Given problem
Repeat the entries that follow verbatim, without any of their pictures.

Input for this task
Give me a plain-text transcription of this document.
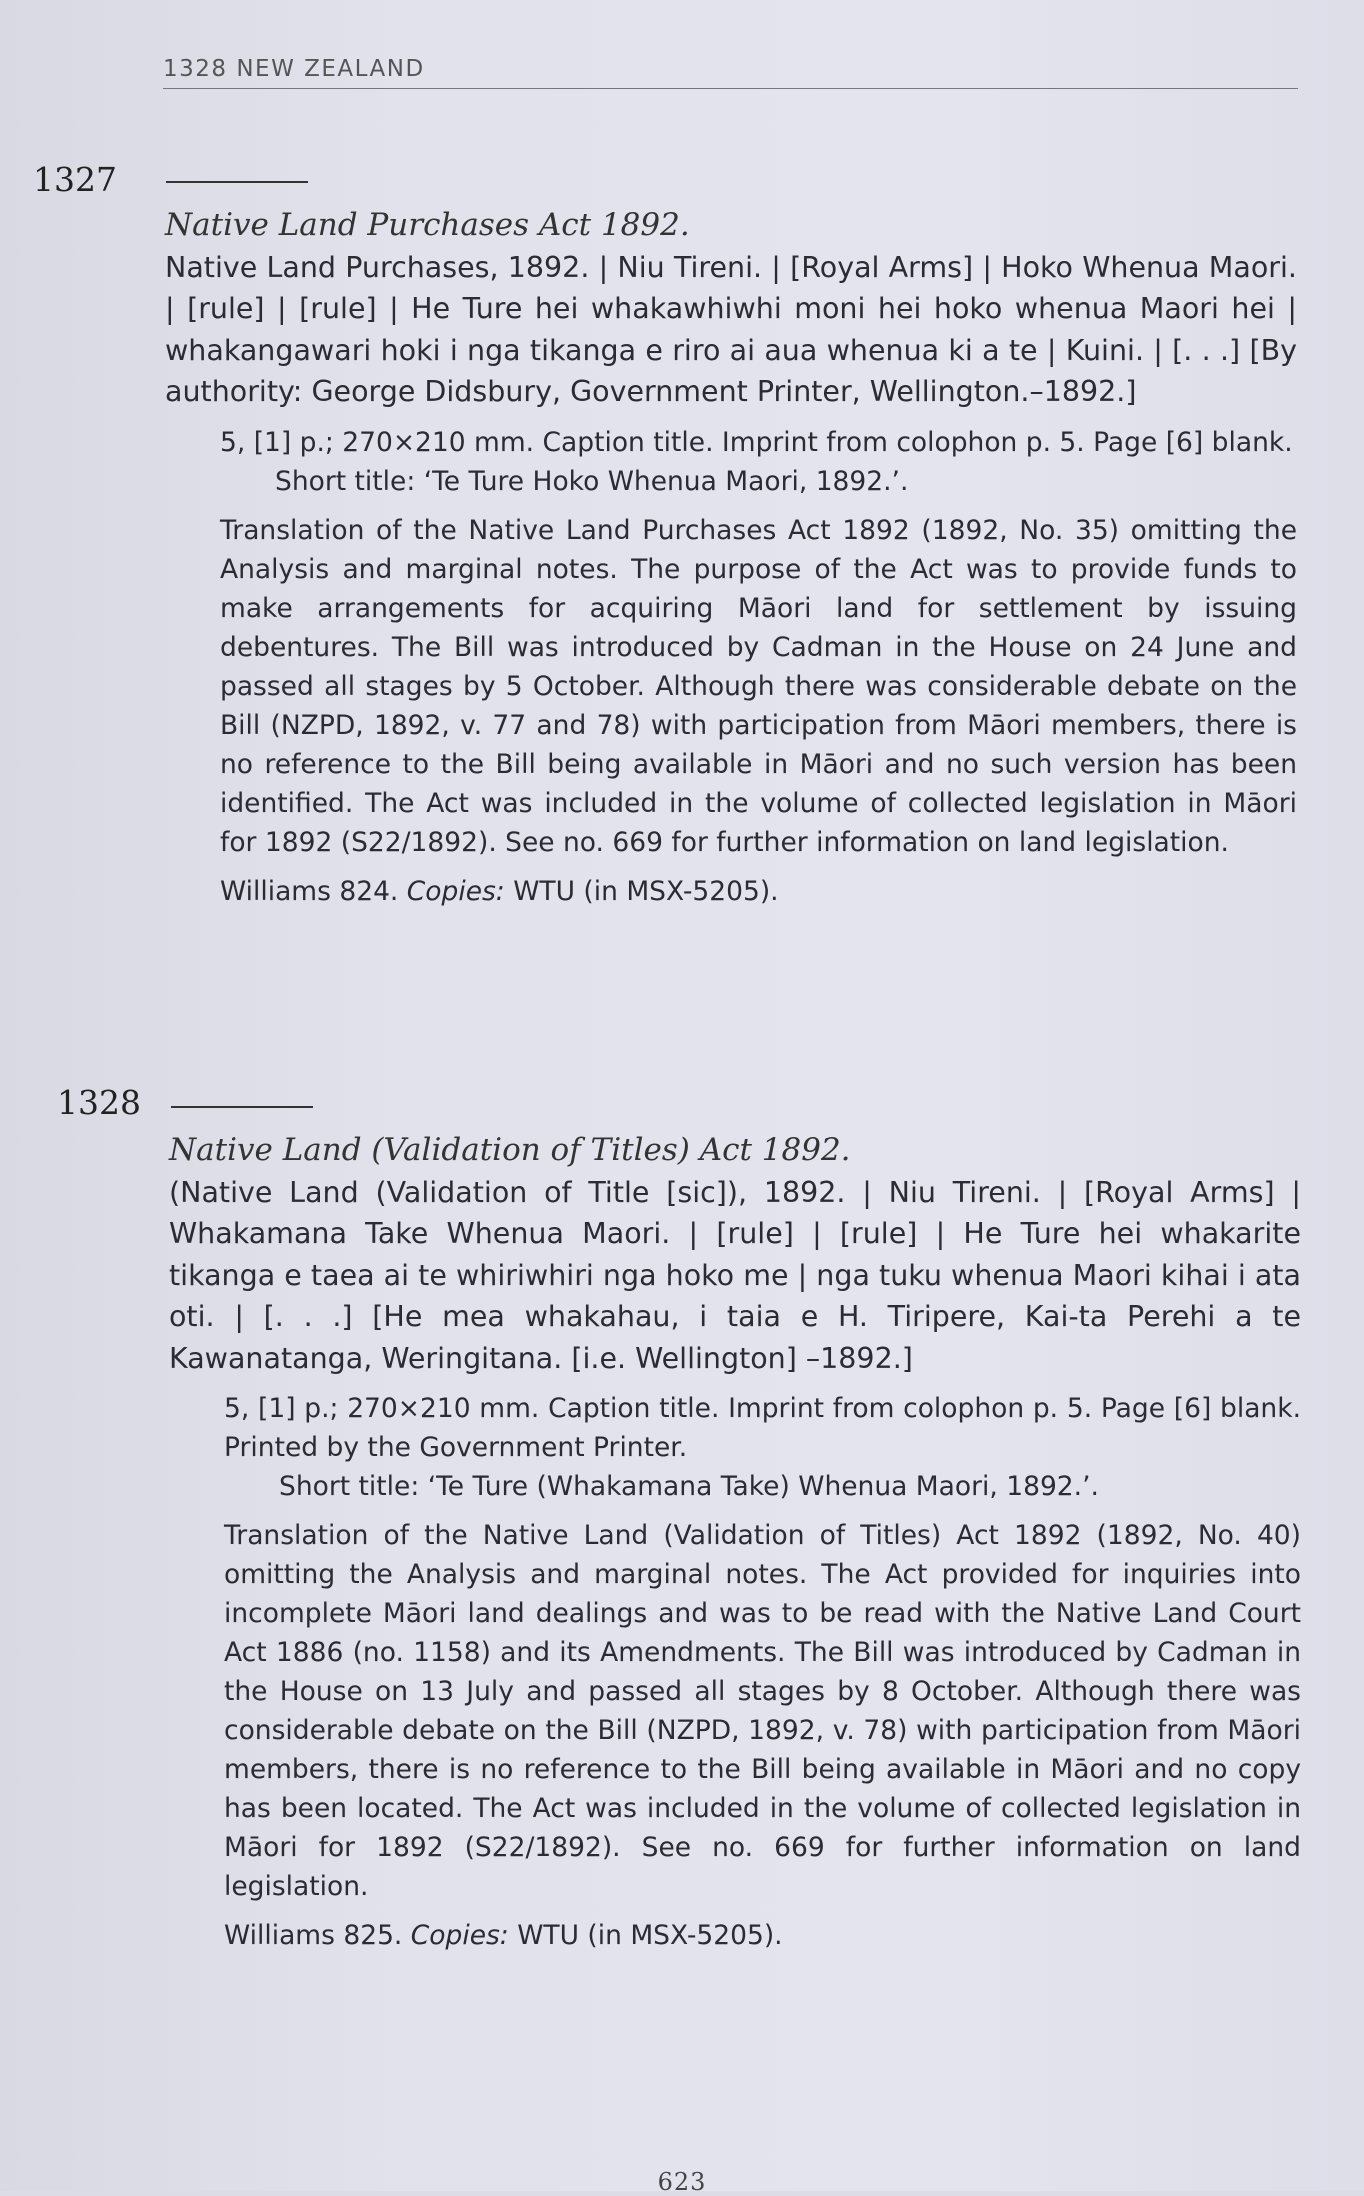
1328 NEW ZEALAND
1327
Native Land Purchases Act 1892.
Native Land Purchases, 1892. | Niu Tireni. | [Royal Arms] | Hoko Whenua Maori. | [rule] | [rule] | He Ture hei whakawhiwhi moni hei hoko whenua Maori hei | whakangawari hoki i nga tikanga e riro ai aua whenua ki a te | Kuini. | [. . .] [By authority: George Didsbury, Government Printer, Wellington.–1892.]
5, [1] p.; 270×210 mm. Caption title. Imprint from colophon p. 5. Page [6] blank.
Short title: ‘Te Ture Hoko Whenua Maori, 1892.’.
Translation of the Native Land Purchases Act 1892 (1892, No. 35) omitting the Analysis and marginal notes. The purpose of the Act was to provide funds to make arrangements for acquiring Māori land for settlement by issuing debentures. The Bill was introduced by Cadman in the House on 24 June and passed all stages by 5 October. Although there was considerable debate on the Bill (NZPD, 1892, v. 77 and 78) with participation from Māori members, there is no reference to the Bill being available in Māori and no such version has been identified. The Act was included in the volume of collected legislation in Māori for 1892 (S22/1892). See no. 669 for further information on land legislation.
Williams 824. Copies: WTU (in MSX-5205).
1328
Native Land (Validation of Titles) Act 1892.
(Native Land (Validation of Title [sic]), 1892. | Niu Tireni. | [Royal Arms] | Whakamana Take Whenua Maori. | [rule] | [rule] | He Ture hei whakarite tikanga e taea ai te whiriwhiri nga hoko me | nga tuku whenua Maori kihai i ata oti. | [. . .] [He mea whakahau, i taia e H. Tiripere, Kai-ta Perehi a te Kawanatanga, Weringitana. [i.e. Wellington] –1892.]
5, [1] p.; 270×210 mm. Caption title. Imprint from colophon p. 5. Page [6] blank. Printed by the Government Printer.
Short title: ‘Te Ture (Whakamana Take) Whenua Maori, 1892.’.
Translation of the Native Land (Validation of Titles) Act 1892 (1892, No. 40) omitting the Analysis and marginal notes. The Act provided for inquiries into incomplete Māori land dealings and was to be read with the Native Land Court Act 1886 (no. 1158) and its Amendments. The Bill was introduced by Cadman in the House on 13 July and passed all stages by 8 October. Although there was considerable debate on the Bill (NZPD, 1892, v. 78) with participation from Māori members, there is no reference to the Bill being available in Māori and no copy has been located. The Act was included in the volume of collected legislation in Māori for 1892 (S22/1892). See no. 669 for further information on land legislation.
Williams 825. Copies: WTU (in MSX-5205).
623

Solution
Give me a plain-text transcription of this document.
1328 NEW ZEALAND
1327
Native Land Purchases Act 1892.
Native Land Purchases, 1892. | Niu Tireni. | [Royal Arms] | Hoko Whenua Maori. | [rule] | [rule] | He Ture hei whakawhiwhi moni hei hoko whenua Maori hei | whakangawari hoki i nga tikanga e riro ai aua whenua ki a te | Kuini. | [. . .] [By authority: George Didsbury, Government Printer, Wellington.–1892.]
5, [1] p.; 270×210 mm. Caption title. Imprint from colophon p. 5. Page [6] blank.
Short title: ‘Te Ture Hoko Whenua Maori, 1892.’.
Translation of the Native Land Purchases Act 1892 (1892, No. 35) omitting the Analysis and marginal notes. The purpose of the Act was to provide funds to make arrangements for acquiring Māori land for settlement by issuing debentures. The Bill was introduced by Cadman in the House on 24 June and passed all stages by 5 October. Although there was considerable debate on the Bill (NZPD, 1892, v. 77 and 78) with participation from Māori members, there is no reference to the Bill being available in Māori and no such version has been identified. The Act was included in the volume of collected legislation in Māori for 1892 (S22/1892). See no. 669 for further information on land legislation.
Williams 824. Copies: WTU (in MSX-5205).
1328
Native Land (Validation of Titles) Act 1892.
(Native Land (Validation of Title [sic]), 1892. | Niu Tireni. | [Royal Arms] | Whakamana Take Whenua Maori. | [rule] | [rule] | He Ture hei whakarite tikanga e taea ai te whiriwhiri nga hoko me | nga tuku whenua Maori kihai i ata oti. | [. . .] [He mea whakahau, i taia e H. Tiripere, Kai-ta Perehi a te Kawanatanga, Weringitana. [i.e. Wellington] –1892.]
5, [1] p.; 270×210 mm. Caption title. Imprint from colophon p. 5. Page [6] blank. Printed by the Government Printer.
Short title: ‘Te Ture (Whakamana Take) Whenua Maori, 1892.’.
Translation of the Native Land (Validation of Titles) Act 1892 (1892, No. 40) omitting the Analysis and marginal notes. The Act provided for inquiries into incomplete Māori land dealings and was to be read with the Native Land Court Act 1886 (no. 1158) and its Amendments. The Bill was introduced by Cadman in the House on 13 July and passed all stages by 8 October. Although there was considerable debate on the Bill (NZPD, 1892, v. 78) with participation from Māori members, there is no reference to the Bill being available in Māori and no copy has been located. The Act was included in the volume of collected legislation in Māori for 1892 (S22/1892). See no. 669 for further information on land legislation.
Williams 825. Copies: WTU (in MSX-5205).
623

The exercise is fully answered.